[Data in this exercise]
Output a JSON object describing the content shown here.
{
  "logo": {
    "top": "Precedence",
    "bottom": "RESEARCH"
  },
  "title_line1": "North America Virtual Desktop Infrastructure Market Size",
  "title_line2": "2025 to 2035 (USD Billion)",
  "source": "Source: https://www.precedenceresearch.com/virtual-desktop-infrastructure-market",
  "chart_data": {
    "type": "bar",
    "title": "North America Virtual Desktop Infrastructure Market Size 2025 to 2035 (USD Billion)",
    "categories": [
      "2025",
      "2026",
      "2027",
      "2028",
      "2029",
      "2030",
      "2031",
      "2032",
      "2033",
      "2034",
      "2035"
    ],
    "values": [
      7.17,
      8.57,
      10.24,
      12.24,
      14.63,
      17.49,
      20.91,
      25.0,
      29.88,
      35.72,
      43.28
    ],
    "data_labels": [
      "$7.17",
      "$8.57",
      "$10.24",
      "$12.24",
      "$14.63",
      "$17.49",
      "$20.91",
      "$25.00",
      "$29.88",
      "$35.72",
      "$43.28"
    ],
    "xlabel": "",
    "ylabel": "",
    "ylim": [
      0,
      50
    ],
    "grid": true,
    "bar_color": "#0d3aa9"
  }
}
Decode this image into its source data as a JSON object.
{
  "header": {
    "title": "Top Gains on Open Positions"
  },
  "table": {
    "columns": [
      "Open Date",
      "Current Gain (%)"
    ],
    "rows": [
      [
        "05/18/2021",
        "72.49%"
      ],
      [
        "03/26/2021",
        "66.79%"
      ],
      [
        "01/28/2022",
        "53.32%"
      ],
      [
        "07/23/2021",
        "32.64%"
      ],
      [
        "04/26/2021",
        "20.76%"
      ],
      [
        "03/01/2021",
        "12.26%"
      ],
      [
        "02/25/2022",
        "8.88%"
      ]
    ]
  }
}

[Problem to work on]
Tally the lines of the listing that include "Size". Reply with nothing but the count.

[Exercise result]
2